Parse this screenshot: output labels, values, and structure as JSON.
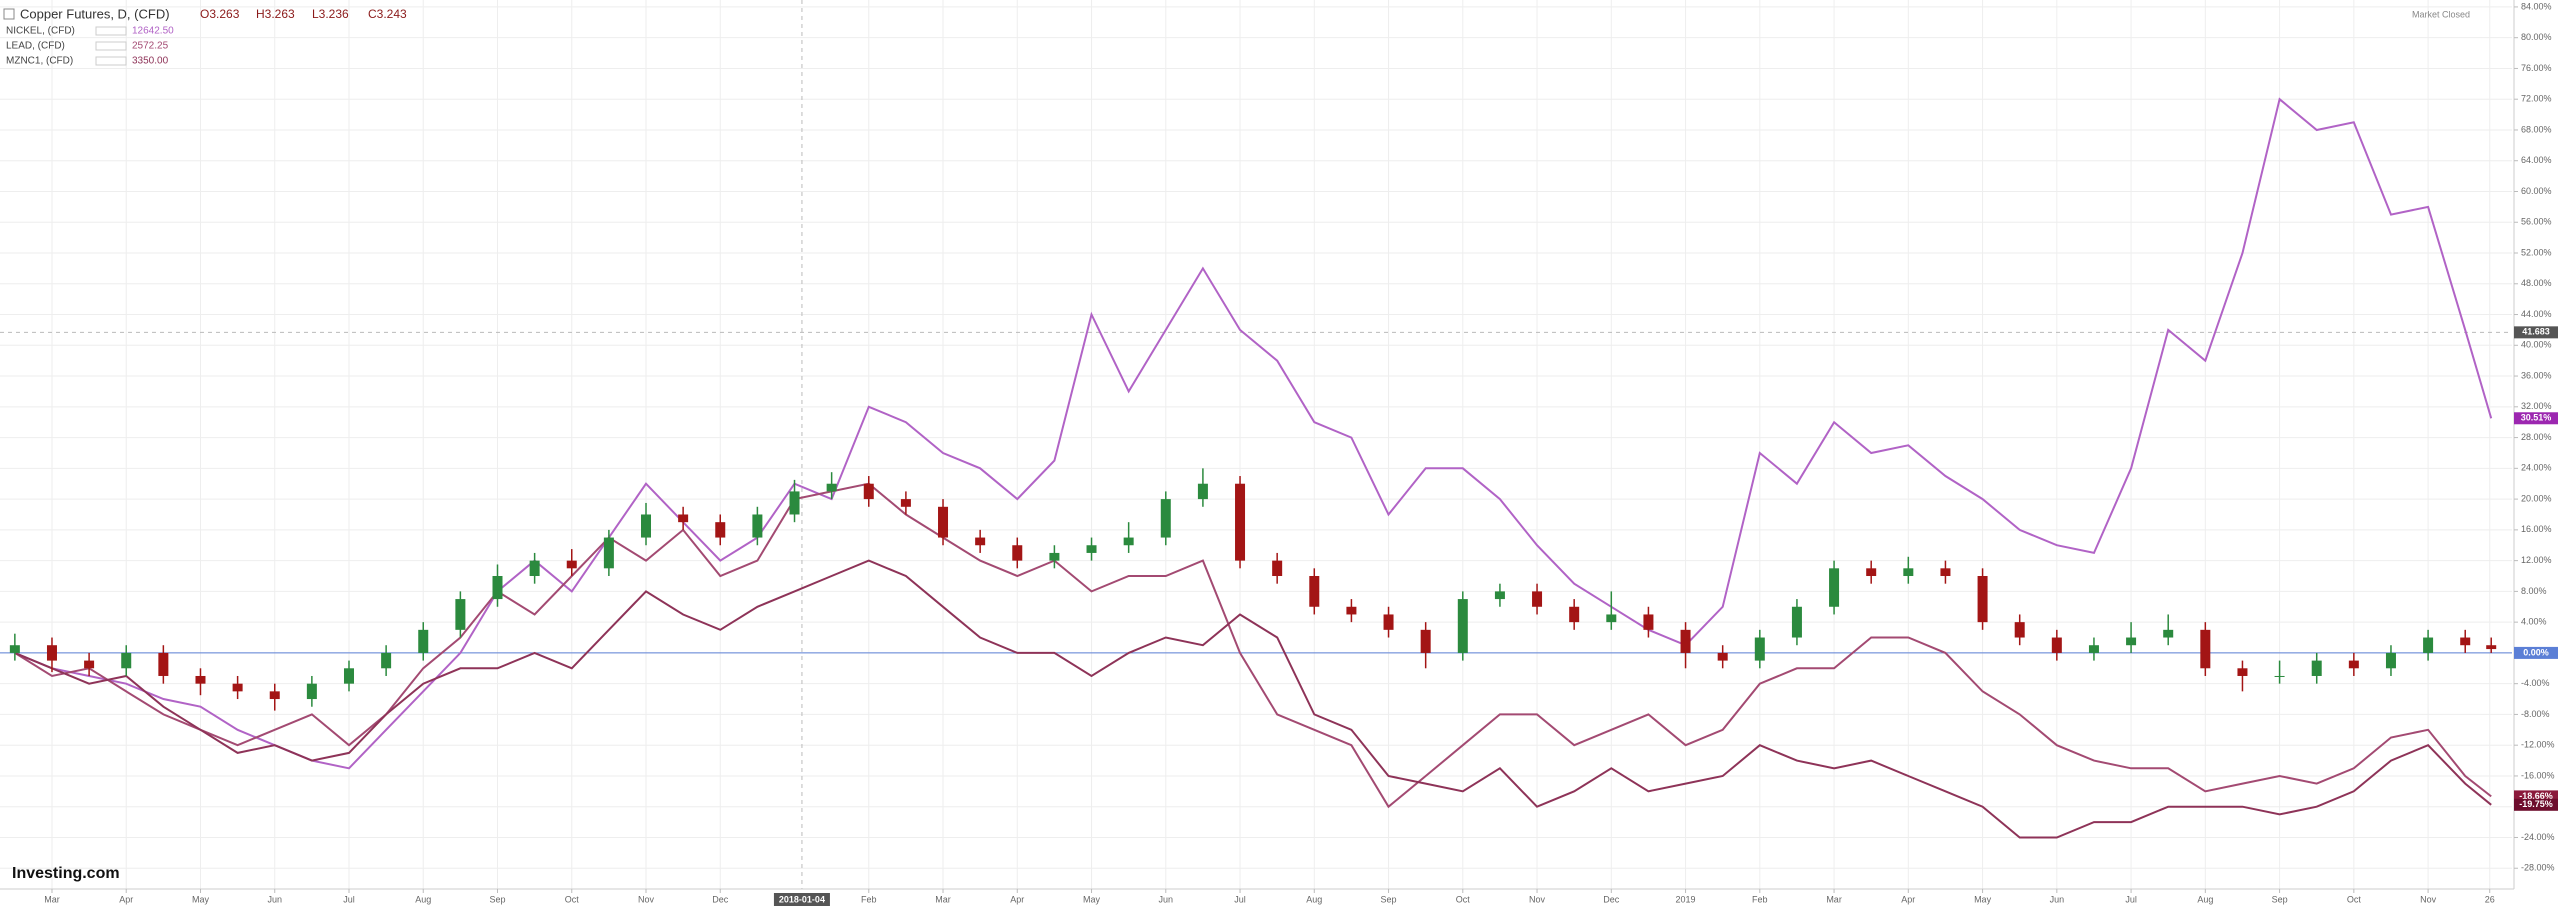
{
  "chart_data": {
    "type": "candlestick",
    "title": "Copper Futures, D, (CFD)",
    "ohlc_labels": [
      "O3.263",
      "H3.263",
      "L3.236",
      "C3.243"
    ],
    "status": "Market Closed",
    "logo": "Investing.com",
    "x": [
      0.5,
      1,
      1.5,
      2,
      2.5,
      3,
      3.5,
      4,
      4.5,
      5,
      5.5,
      6,
      6.5,
      7,
      7.5,
      8,
      8.5,
      9,
      9.5,
      10,
      10.5,
      11,
      11.5,
      12,
      12.5,
      13,
      13.5,
      14,
      14.5,
      15,
      15.5,
      16,
      16.5,
      17,
      17.5,
      18,
      18.5,
      19,
      19.5,
      20,
      20.5,
      21,
      21.5,
      22,
      22.5,
      23,
      23.5,
      24,
      24.5,
      25,
      25.5,
      26,
      26.5,
      27,
      27.5,
      28,
      28.5,
      29,
      29.5,
      30,
      30.5,
      31,
      31.5,
      32,
      32.5,
      33,
      33.5,
      33.85
    ],
    "open": [
      0,
      1,
      -1,
      -2,
      0,
      -3,
      -4,
      -5,
      -6,
      -4,
      -2,
      0,
      3,
      7,
      10,
      12,
      11,
      15,
      18,
      17,
      15,
      18,
      21,
      22,
      20,
      19,
      15,
      14,
      12,
      13,
      14,
      15,
      20,
      22,
      12,
      10,
      6,
      5,
      3,
      0,
      7,
      8,
      6,
      4,
      5,
      3,
      0,
      -1,
      2,
      6,
      11,
      10,
      11,
      10,
      4,
      2,
      0,
      1,
      2,
      3,
      -2,
      -3,
      -3,
      -1,
      -2,
      0,
      2,
      1
    ],
    "high": [
      2.5,
      2,
      0,
      1,
      1,
      -2,
      -3,
      -4,
      -3,
      -1,
      1,
      4,
      8,
      11.5,
      13,
      13.5,
      16,
      19.5,
      19,
      18,
      19,
      22.5,
      23.5,
      23,
      21,
      20,
      16,
      15,
      14,
      15,
      17,
      21,
      24,
      23,
      13,
      11,
      7,
      6,
      4,
      8,
      9,
      9,
      7,
      8,
      6,
      4,
      1,
      3,
      7,
      12,
      12,
      12.5,
      12,
      11,
      5,
      3,
      2,
      4,
      5,
      4,
      -1,
      -1,
      0,
      0,
      1,
      3,
      3,
      2
    ],
    "low": [
      -1,
      -2.5,
      -3,
      -3,
      -4,
      -5.5,
      -6,
      -7.5,
      -7,
      -5,
      -3,
      -1,
      2,
      6,
      9,
      10,
      10,
      14,
      16,
      14,
      14,
      17,
      20,
      19,
      18,
      14,
      13,
      11,
      11,
      12,
      13,
      14,
      19,
      11,
      9,
      5,
      4,
      2,
      -2,
      -1,
      6,
      5,
      3,
      3,
      2,
      -2,
      -2,
      -2,
      1,
      5,
      9,
      9,
      9,
      3,
      1,
      -1,
      -1,
      0,
      1,
      -3,
      -5,
      -4,
      -4,
      -3,
      -3,
      -1,
      0,
      0
    ],
    "close": [
      1,
      -1,
      -2,
      0,
      -3,
      -4,
      -5,
      -6,
      -4,
      -2,
      0,
      3,
      7,
      10,
      12,
      11,
      15,
      18,
      17,
      15,
      18,
      21,
      22,
      20,
      19,
      15,
      14,
      12,
      13,
      14,
      15,
      20,
      22,
      12,
      10,
      6,
      5,
      3,
      0,
      7,
      8,
      6,
      4,
      5,
      3,
      0,
      -1,
      2,
      6,
      11,
      10,
      11,
      10,
      4,
      2,
      0,
      1,
      2,
      3,
      -2,
      -3,
      -3,
      -1,
      -2,
      0,
      2,
      1,
      0.5
    ],
    "up_color": "#2b8a3e",
    "down_color": "#a31515",
    "series": [
      {
        "name": "NICKEL, (CFD)",
        "price": "12642.50",
        "color": "#b163c6",
        "tag_color": "#9c27b0",
        "last_label": "30.51%",
        "values": [
          0,
          -2,
          -3,
          -4,
          -6,
          -7,
          -10,
          -12,
          -14,
          -15,
          -10,
          -5,
          0,
          8,
          12,
          8,
          15,
          22,
          17,
          12,
          15,
          22,
          20,
          32,
          30,
          26,
          24,
          20,
          25,
          44,
          34,
          42,
          50,
          42,
          38,
          30,
          28,
          18,
          24,
          24,
          20,
          14,
          9,
          6,
          3,
          1,
          6,
          26,
          22,
          30,
          26,
          27,
          23,
          20,
          16,
          14,
          13,
          24,
          42,
          38,
          52,
          72,
          68,
          69,
          57,
          58,
          42,
          30.51
        ]
      },
      {
        "name": "LEAD, (CFD)",
        "price": "2572.25",
        "color": "#a34a72",
        "tag_color": "#8b1a3c",
        "last_label": "-18.66%",
        "values": [
          0,
          -3,
          -2,
          -5,
          -8,
          -10,
          -12,
          -10,
          -8,
          -12,
          -8,
          -2,
          2,
          8,
          5,
          10,
          15,
          12,
          16,
          10,
          12,
          20,
          21,
          22,
          18,
          15,
          12,
          10,
          12,
          8,
          10,
          10,
          12,
          0,
          -8,
          -10,
          -12,
          -20,
          -16,
          -12,
          -8,
          -8,
          -12,
          -10,
          -8,
          -12,
          -10,
          -4,
          -2,
          -2,
          2,
          2,
          0,
          -5,
          -8,
          -12,
          -14,
          -15,
          -15,
          -18,
          -17,
          -16,
          -17,
          -15,
          -11,
          -10,
          -16,
          -18.66
        ]
      },
      {
        "name": "MZNC1, (CFD)",
        "price": "3350.00",
        "color": "#8e3358",
        "tag_color": "#6d0d2d",
        "last_label": "-19.75%",
        "values": [
          0,
          -2,
          -4,
          -3,
          -7,
          -10,
          -13,
          -12,
          -14,
          -13,
          -8,
          -4,
          -2,
          -2,
          0,
          -2,
          3,
          8,
          5,
          3,
          6,
          8,
          10,
          12,
          10,
          6,
          2,
          0,
          0,
          -3,
          0,
          2,
          1,
          5,
          2,
          -8,
          -10,
          -16,
          -17,
          -18,
          -15,
          -20,
          -18,
          -15,
          -18,
          -17,
          -16,
          -12,
          -14,
          -15,
          -14,
          -16,
          -18,
          -20,
          -24,
          -24,
          -22,
          -22,
          -20,
          -20,
          -20,
          -21,
          -20,
          -18,
          -14,
          -12,
          -17,
          -19.75
        ]
      }
    ],
    "baseline": {
      "value": 0,
      "label": "0.00%",
      "color": "#5b7fd6"
    },
    "crosshair": {
      "x": {
        "value": 11.1,
        "label": "2018-01-04"
      },
      "y": {
        "value": 41.683,
        "label": "41.683"
      }
    },
    "xlim": [
      0.3,
      34.13
    ],
    "ylim": [
      -30.7,
      84.9
    ],
    "xticks": [
      {
        "value": 1,
        "label": "Mar"
      },
      {
        "value": 2,
        "label": "Apr"
      },
      {
        "value": 3,
        "label": "May"
      },
      {
        "value": 4,
        "label": "Jun"
      },
      {
        "value": 5,
        "label": "Jul"
      },
      {
        "value": 6,
        "label": "Aug"
      },
      {
        "value": 7,
        "label": "Sep"
      },
      {
        "value": 8,
        "label": "Oct"
      },
      {
        "value": 9,
        "label": "Nov"
      },
      {
        "value": 10,
        "label": "Dec"
      },
      {
        "value": 12,
        "label": "Feb"
      },
      {
        "value": 13,
        "label": "Mar"
      },
      {
        "value": 14,
        "label": "Apr"
      },
      {
        "value": 15,
        "label": "May"
      },
      {
        "value": 16,
        "label": "Jun"
      },
      {
        "value": 17,
        "label": "Jul"
      },
      {
        "value": 18,
        "label": "Aug"
      },
      {
        "value": 19,
        "label": "Sep"
      },
      {
        "value": 20,
        "label": "Oct"
      },
      {
        "value": 21,
        "label": "Nov"
      },
      {
        "value": 22,
        "label": "Dec"
      },
      {
        "value": 23,
        "label": "2019"
      },
      {
        "value": 24,
        "label": "Feb"
      },
      {
        "value": 25,
        "label": "Mar"
      },
      {
        "value": 26,
        "label": "Apr"
      },
      {
        "value": 27,
        "label": "May"
      },
      {
        "value": 28,
        "label": "Jun"
      },
      {
        "value": 29,
        "label": "Jul"
      },
      {
        "value": 30,
        "label": "Aug"
      },
      {
        "value": 31,
        "label": "Sep"
      },
      {
        "value": 32,
        "label": "Oct"
      },
      {
        "value": 33,
        "label": "Nov"
      },
      {
        "value": 33.83,
        "label": "26"
      }
    ],
    "yticks": [
      {
        "value": -28,
        "label": "-28.00%"
      },
      {
        "value": -24,
        "label": "-24.00%"
      },
      {
        "value": -20,
        "label": "-20.00%"
      },
      {
        "value": -16,
        "label": "-16.00%"
      },
      {
        "value": -12,
        "label": "-12.00%"
      },
      {
        "value": -8,
        "label": "-8.00%"
      },
      {
        "value": -4,
        "label": "-4.00%"
      },
      {
        "value": 0,
        "label": "0.00%"
      },
      {
        "value": 4,
        "label": "4.00%"
      },
      {
        "value": 8,
        "label": "8.00%"
      },
      {
        "value": 12,
        "label": "12.00%"
      },
      {
        "value": 16,
        "label": "16.00%"
      },
      {
        "value": 20,
        "label": "20.00%"
      },
      {
        "value": 24,
        "label": "24.00%"
      },
      {
        "value": 28,
        "label": "28.00%"
      },
      {
        "value": 32,
        "label": "32.00%"
      },
      {
        "value": 36,
        "label": "36.00%"
      },
      {
        "value": 40,
        "label": "40.00%"
      },
      {
        "value": 44,
        "label": "44.00%"
      },
      {
        "value": 48,
        "label": "48.00%"
      },
      {
        "value": 52,
        "label": "52.00%"
      },
      {
        "value": 56,
        "label": "56.00%"
      },
      {
        "value": 60,
        "label": "60.00%"
      },
      {
        "value": 64,
        "label": "64.00%"
      },
      {
        "value": 68,
        "label": "68.00%"
      },
      {
        "value": 72,
        "label": "72.00%"
      },
      {
        "value": 76,
        "label": "76.00%"
      },
      {
        "value": 80,
        "label": "80.00%"
      },
      {
        "value": 84,
        "label": "84.00%"
      }
    ],
    "grid": true
  }
}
::::
**What is asked:** For the listing above, identify each line bearing "name".

**Task solution:**
        "name": "NICKEL, (CFD)",
        "name": "LEAD, (CFD)",
        "name": "MZNC1, (CFD)",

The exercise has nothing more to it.